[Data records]
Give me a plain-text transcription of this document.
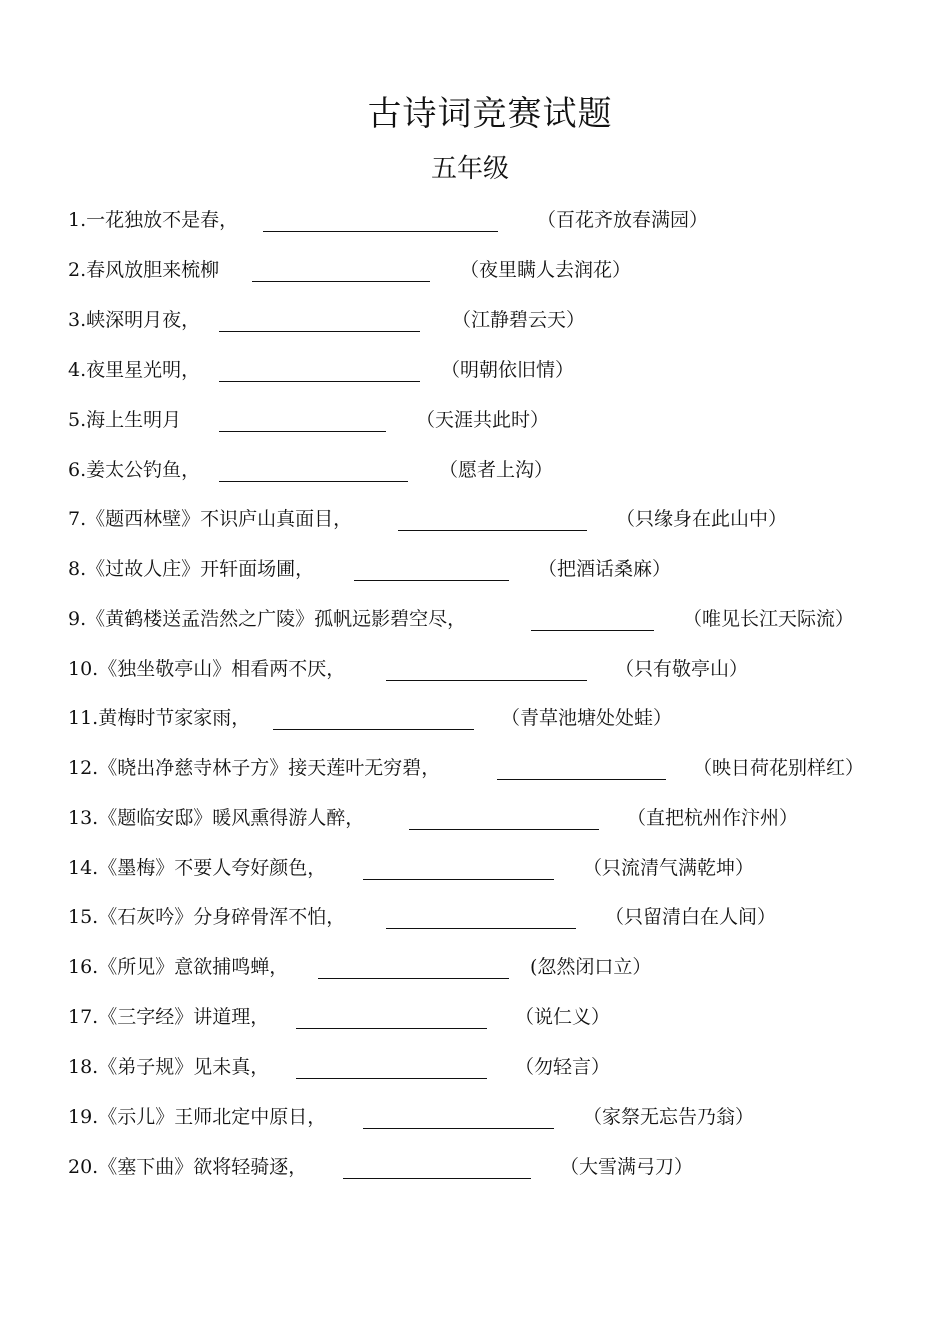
古诗词竞赛试题
五年级
1.一花独放不是春，	（百花齐放春满园）
2.春风放胆来梳柳	（夜里瞒人去润花）
3.峡深明月夜，	（江静碧云天）
4.夜里星光明，	（明朝依旧情）
5.海上生明月	（天涯共此时）
6.姜太公钓鱼，	（愿者上沟）
7.《题西林壁》不识庐山真面目，	（只缘身在此山中）
8.《过故人庄》开轩面场圃，	（把酒话桑麻）
9.《黄鹤楼送孟浩然之广陵》孤帆远影碧空尽，	（唯见长江天际流）
10.《独坐敬亭山》相看两不厌，	（只有敬亭山）
11.黄梅时节家家雨，	（青草池塘处处蛙）
12.《晓出净慈寺林子方》接天莲叶无穷碧，	（映日荷花别样红）
13.《题临安邸》暖风熏得游人醉，	（直把杭州作汴州）
14.《墨梅》不要人夸好颜色，	（只流清气满乾坤）
15.《石灰吟》分身碎骨浑不怕，	（只留清白在人间）
16.《所见》意欲捕鸣蝉，	(忽然闭口立）
17.《三字经》讲道理，	（说仁义）
18.《弟子规》见未真，	（勿轻言）
19.《示儿》王师北定中原日，	（家祭无忘告乃翁）
20.《塞下曲》欲将轻骑逐，	（大雪满弓刀）
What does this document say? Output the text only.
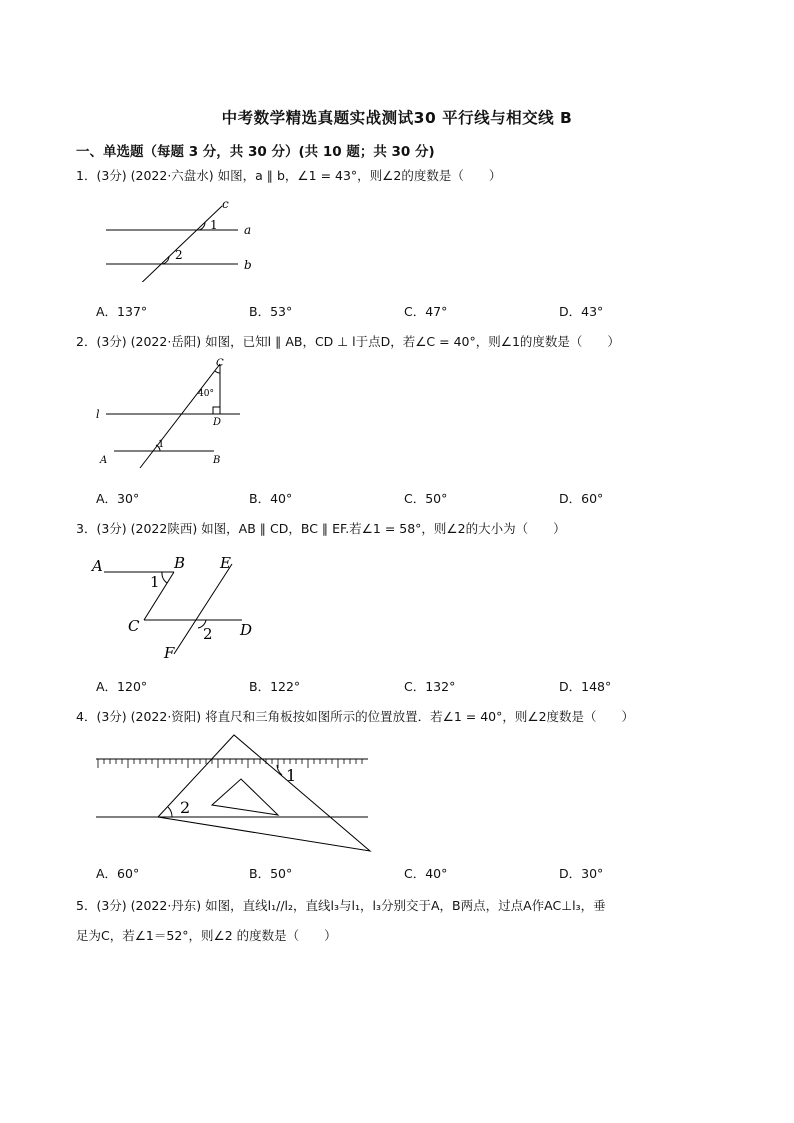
中考数学精选真题实战测试30 平行线与相交线 B
一、单选题（每题 3 分，共 30 分）(共 10 题；共 30 分)
1．(3分) (2022·六盘水) 如图，a ∥ b，∠1 = 43°，则∠2的度数是（　　）
c
1 a
2
b
A．137°	B．53°	C．47°	D．43°
2．(3分) (2022·岳阳) 如图，已知l ∥ AB，CD ⊥ l于点D，若∠C = 40°，则∠1的度数是（　　）
C
40°
l
D
1
A	B
A．30°	B．40°	C．50°	D．60°
3．(3分) (2022陕西) 如图，AB ∥ CD，BC ∥ EF.若∠1 = 58°，则∠2的大小为（　　）
A	B E
1
C	2 D
F
A．120°	B．122°	C．132°	D．148°
4．(3分) (2022·资阳) 将直尺和三角板按如图所示的位置放置．若∠1 = 40°，则∠2度数是（　　）
1
2
A．60°	B．50°	C．40°	D．30°
5．(3分) (2022·丹东) 如图，直线l₁//l₂，直线l₃与l₁，l₃分别交于A，B两点，过点A作AC⊥l₃，垂
足为C，若∠1＝52°，则∠2 的度数是（　　）
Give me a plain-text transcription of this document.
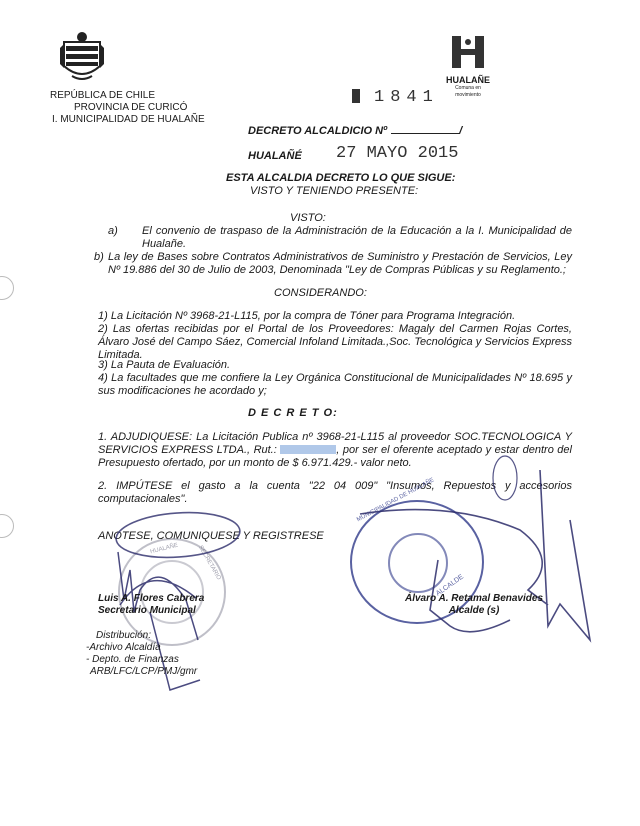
REPÚBLICA DE CHILE
PROVINCIA DE CURICÓ
I. MUNICIPALIDAD DE HUALAÑE
HUALAÑE
Comuna en movimiento
1841
DECRETO ALCALDICIO Nº	/
HUALAÑÉ 27 MAYO 2015
ESTA ALCALDIA DECRETO LO QUE SIGUE:
VISTO Y TENIENDO PRESENTE:
VISTO:
a)	El convenio de traspaso de la Administración de la Educación a la I. Municipalidad de Hualañe.
b) La ley de Bases sobre Contratos Administrativos de Suministro y Prestación de Servicios, Ley Nº 19.886 del 30 de Julio de 2003, Denominada "Ley de Compras Públicas y su Reglamento.;
CONSIDERANDO:
1) La Licitación Nº 3968-21-L115, por la compra de Tóner para Programa Integración.
2) Las ofertas recibidas por el Portal de los Proveedores: Magaly del Carmen Rojas Cortes, Álvaro José del Campo Sáez, Comercial Infoland Limitada.,Soc. Tecnológica y Servicios Express Limitada.
3) La Pauta de Evaluación.
4) La facultades que me confiere la Ley Orgánica Constitucional de Municipalidades Nº 18.695 y sus modificaciones he acordado y;
D E C R E T O:
1. ADJUDIQUESE: La Licitación Publica nº 3968-21-L115 al proveedor SOC.TECNOLOGICA Y SERVICIOS EXPRESS LTDA., Rut.:	, por ser el oferente aceptado y estar dentro del Presupuesto ofertado, por un monto de $ 6.971.429.- valor neto.
2. IMPÚTESE el gasto a la cuenta "22 04 009" "Insumos, Repuestos y accesorios computacionales".
ANOTESE, COMUNIQUESE Y REGISTRESE
MUNICIPALIDAD DE HUALAÑE
ALCALDE
HUALAÑE	SECRETARIO
Luis A. Flores Cabrera
Secretario Municipal
Álvaro A. Retamal Benavides
Alcalde (s)
Distribución:
-Archivo Alcaldía
- Depto. de Finanzas
ARB/LFC/LCP/PMJ/gmr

Exercise directions:
From the data above, gather every line that includes the word "DECRETO".

Complete output:
DECRETO ALCALDICIO Nº	/
ESTA ALCALDIA DECRETO LO QUE SIGUE:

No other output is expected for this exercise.